**To do**
Quote the data below in full, minus the images.
※ ※ ※
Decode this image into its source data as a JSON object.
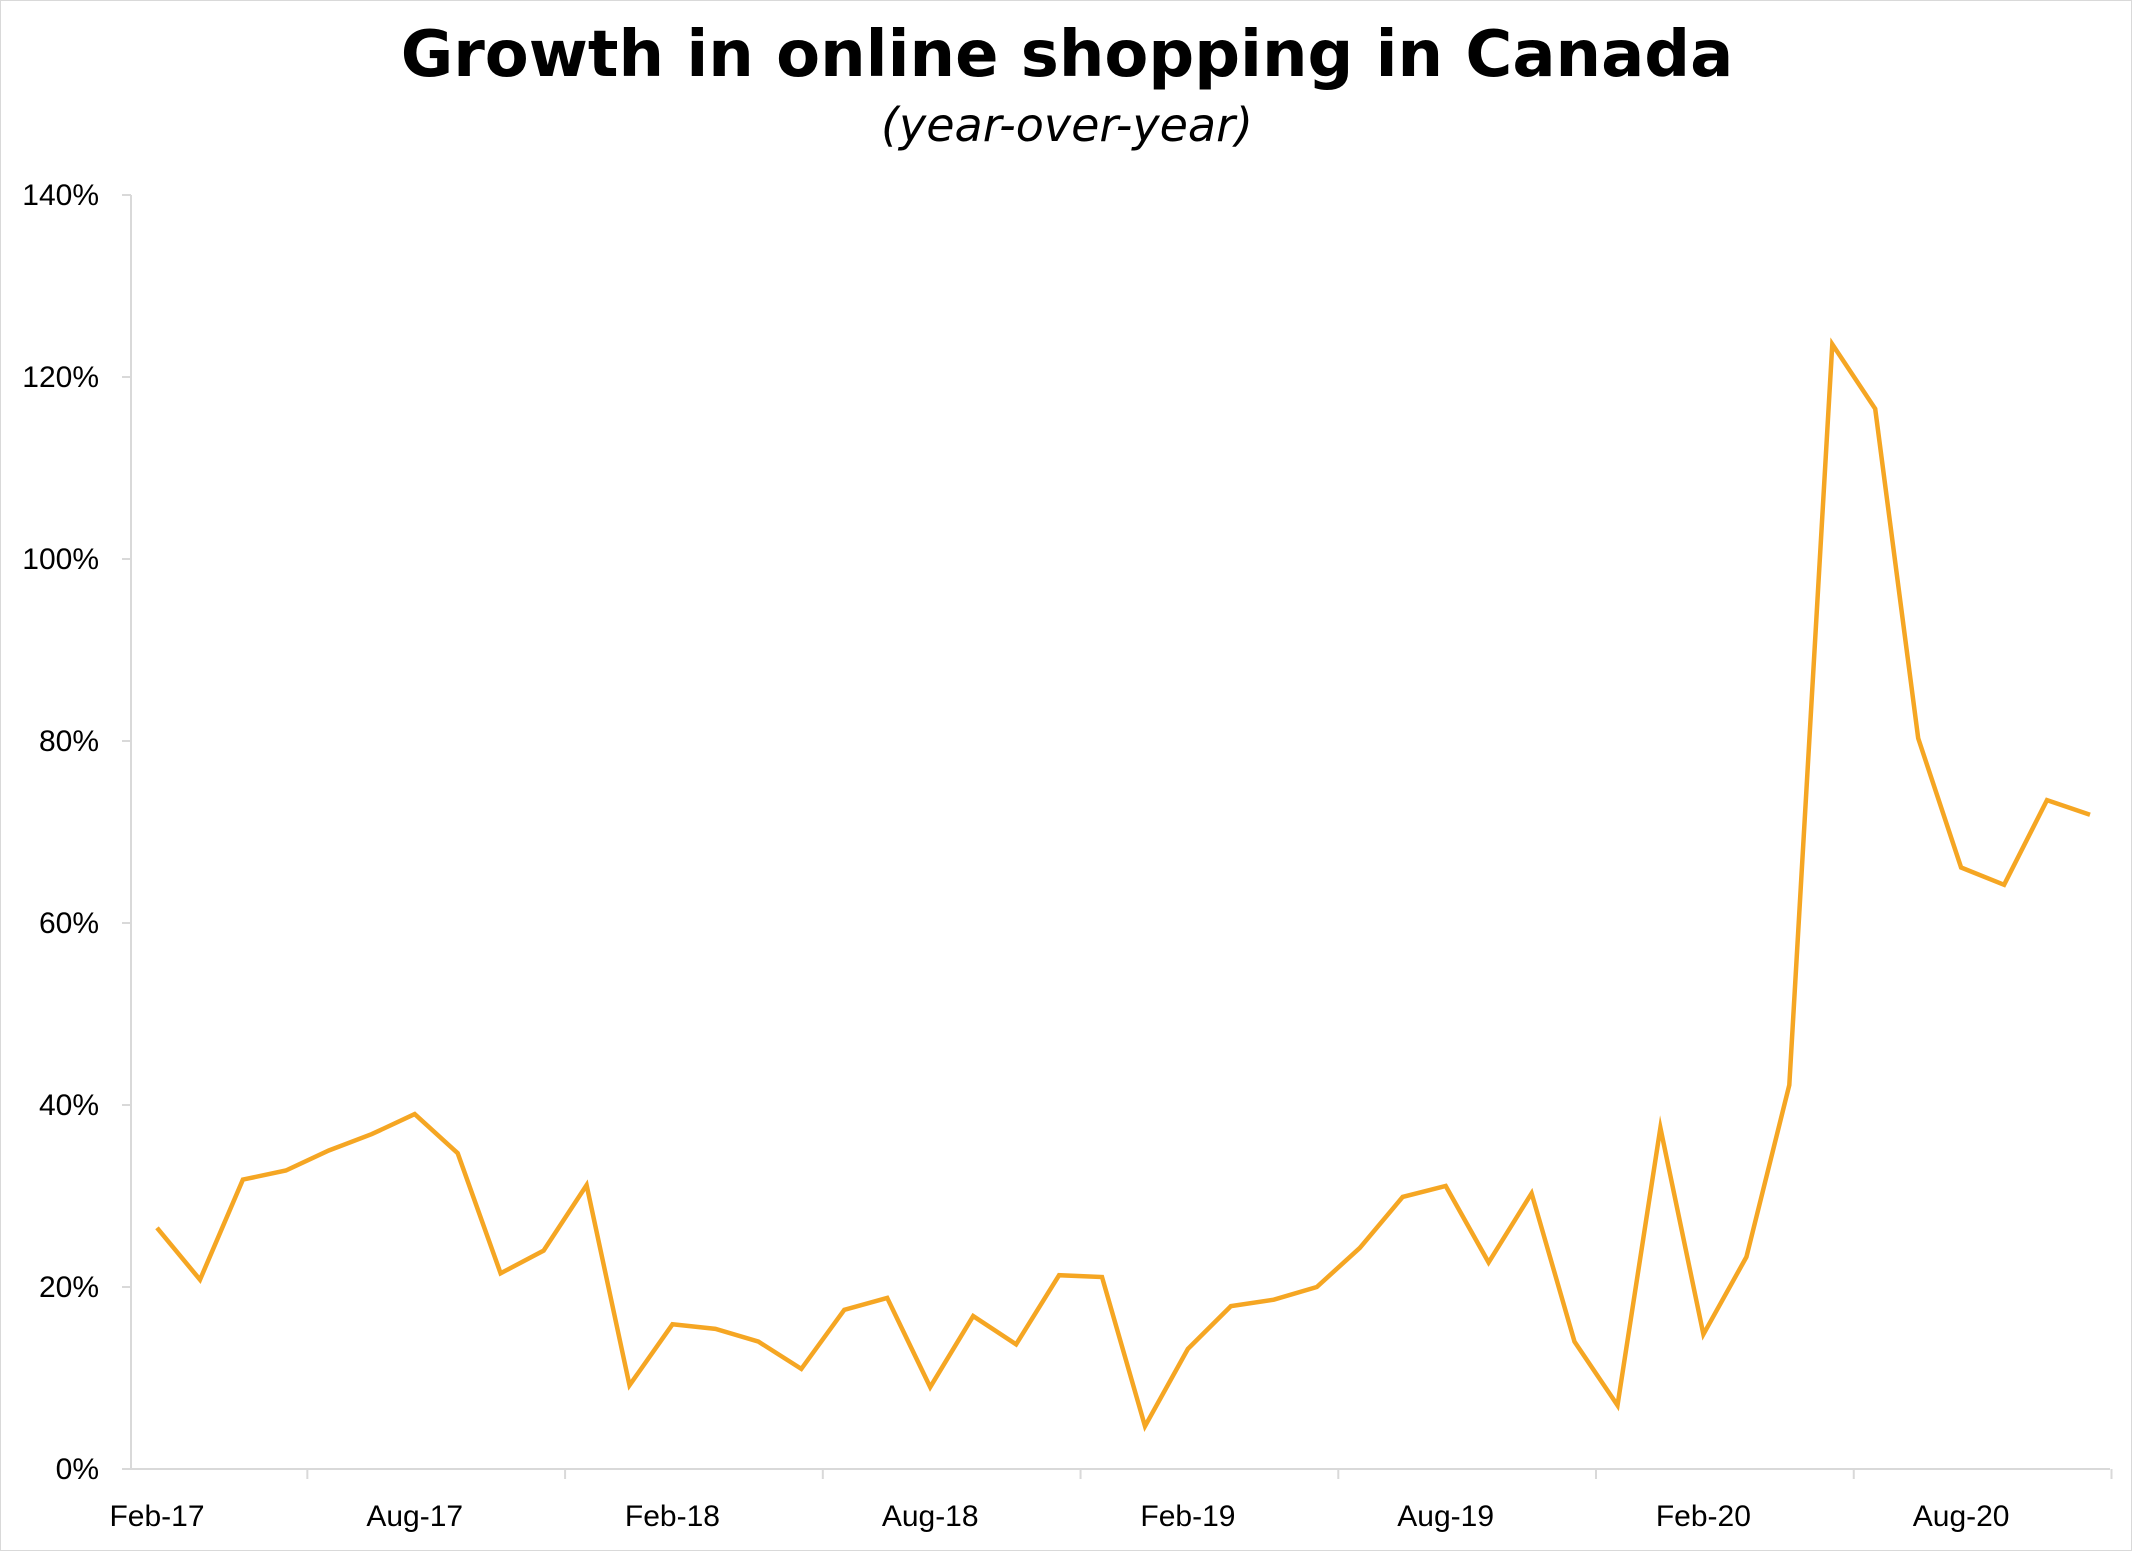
{
  "chart_data": {
    "type": "line",
    "title": "Growth in online shopping in Canada",
    "subtitle": "(year-over-year)",
    "xlabel": "",
    "ylabel": "",
    "x_tick_labels": [
      "Feb-17",
      "Aug-17",
      "Feb-18",
      "Aug-18",
      "Feb-19",
      "Aug-19",
      "Feb-20",
      "Aug-20"
    ],
    "y_tick_labels": [
      "0%",
      "20%",
      "40%",
      "60%",
      "80%",
      "100%",
      "120%",
      "140%"
    ],
    "ylim": [
      0,
      140
    ],
    "grid": false,
    "legend": "none",
    "line_color": "#F5A623",
    "series": [
      {
        "x": [
          "Feb-17",
          "Mar-17",
          "Apr-17",
          "May-17",
          "Jun-17",
          "Jul-17",
          "Aug-17",
          "Sep-17",
          "Oct-17",
          "Nov-17",
          "Dec-17",
          "Jan-18",
          "Feb-18",
          "Mar-18",
          "Apr-18",
          "May-18",
          "Jun-18",
          "Jul-18",
          "Aug-18",
          "Sep-18",
          "Oct-18",
          "Nov-18",
          "Dec-18",
          "Jan-19",
          "Feb-19",
          "Mar-19",
          "Apr-19",
          "May-19",
          "Jun-19",
          "Jul-19",
          "Aug-19",
          "Sep-19",
          "Oct-19",
          "Nov-19",
          "Dec-19",
          "Jan-20",
          "Feb-20",
          "Mar-20",
          "Apr-20",
          "May-20",
          "Jun-20",
          "Jul-20",
          "Aug-20",
          "Sep-20",
          "Oct-20",
          "Nov-20"
        ],
        "values": [
          26.5,
          20.8,
          31.8,
          32.8,
          35.0,
          36.8,
          39.0,
          34.7,
          21.5,
          24.0,
          31.2,
          9.2,
          15.9,
          15.4,
          14.0,
          11.0,
          17.5,
          18.8,
          9.0,
          16.8,
          13.7,
          21.3,
          21.1,
          4.7,
          13.2,
          17.9,
          18.6,
          20.0,
          24.3,
          29.9,
          31.1,
          22.7,
          30.3,
          14.0,
          7.0,
          37.5,
          14.8,
          23.3,
          42.2,
          123.6,
          116.5,
          80.3,
          66.1,
          64.2,
          73.5,
          71.9
        ]
      }
    ]
  }
}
※ ※ ※
**Output of the task**
Decode this image into its source data as a JSON object.
{
  "chart_data": {
    "type": "line",
    "title": "Growth in online shopping in Canada",
    "subtitle": "(year-over-year)",
    "xlabel": "",
    "ylabel": "",
    "x_tick_labels": [
      "Feb-17",
      "Aug-17",
      "Feb-18",
      "Aug-18",
      "Feb-19",
      "Aug-19",
      "Feb-20",
      "Aug-20"
    ],
    "y_tick_labels": [
      "0%",
      "20%",
      "40%",
      "60%",
      "80%",
      "100%",
      "120%",
      "140%"
    ],
    "ylim": [
      0,
      140
    ],
    "grid": false,
    "legend": "none",
    "line_color": "#F5A623",
    "series": [
      {
        "x": [
          "Feb-17",
          "Mar-17",
          "Apr-17",
          "May-17",
          "Jun-17",
          "Jul-17",
          "Aug-17",
          "Sep-17",
          "Oct-17",
          "Nov-17",
          "Dec-17",
          "Jan-18",
          "Feb-18",
          "Mar-18",
          "Apr-18",
          "May-18",
          "Jun-18",
          "Jul-18",
          "Aug-18",
          "Sep-18",
          "Oct-18",
          "Nov-18",
          "Dec-18",
          "Jan-19",
          "Feb-19",
          "Mar-19",
          "Apr-19",
          "May-19",
          "Jun-19",
          "Jul-19",
          "Aug-19",
          "Sep-19",
          "Oct-19",
          "Nov-19",
          "Dec-19",
          "Jan-20",
          "Feb-20",
          "Mar-20",
          "Apr-20",
          "May-20",
          "Jun-20",
          "Jul-20",
          "Aug-20",
          "Sep-20",
          "Oct-20",
          "Nov-20"
        ],
        "values": [
          26.5,
          20.8,
          31.8,
          32.8,
          35.0,
          36.8,
          39.0,
          34.7,
          21.5,
          24.0,
          31.2,
          9.2,
          15.9,
          15.4,
          14.0,
          11.0,
          17.5,
          18.8,
          9.0,
          16.8,
          13.7,
          21.3,
          21.1,
          4.7,
          13.2,
          17.9,
          18.6,
          20.0,
          24.3,
          29.9,
          31.1,
          22.7,
          30.3,
          14.0,
          7.0,
          37.5,
          14.8,
          23.3,
          42.2,
          123.6,
          116.5,
          80.3,
          66.1,
          64.2,
          73.5,
          71.9
        ]
      }
    ]
  }
}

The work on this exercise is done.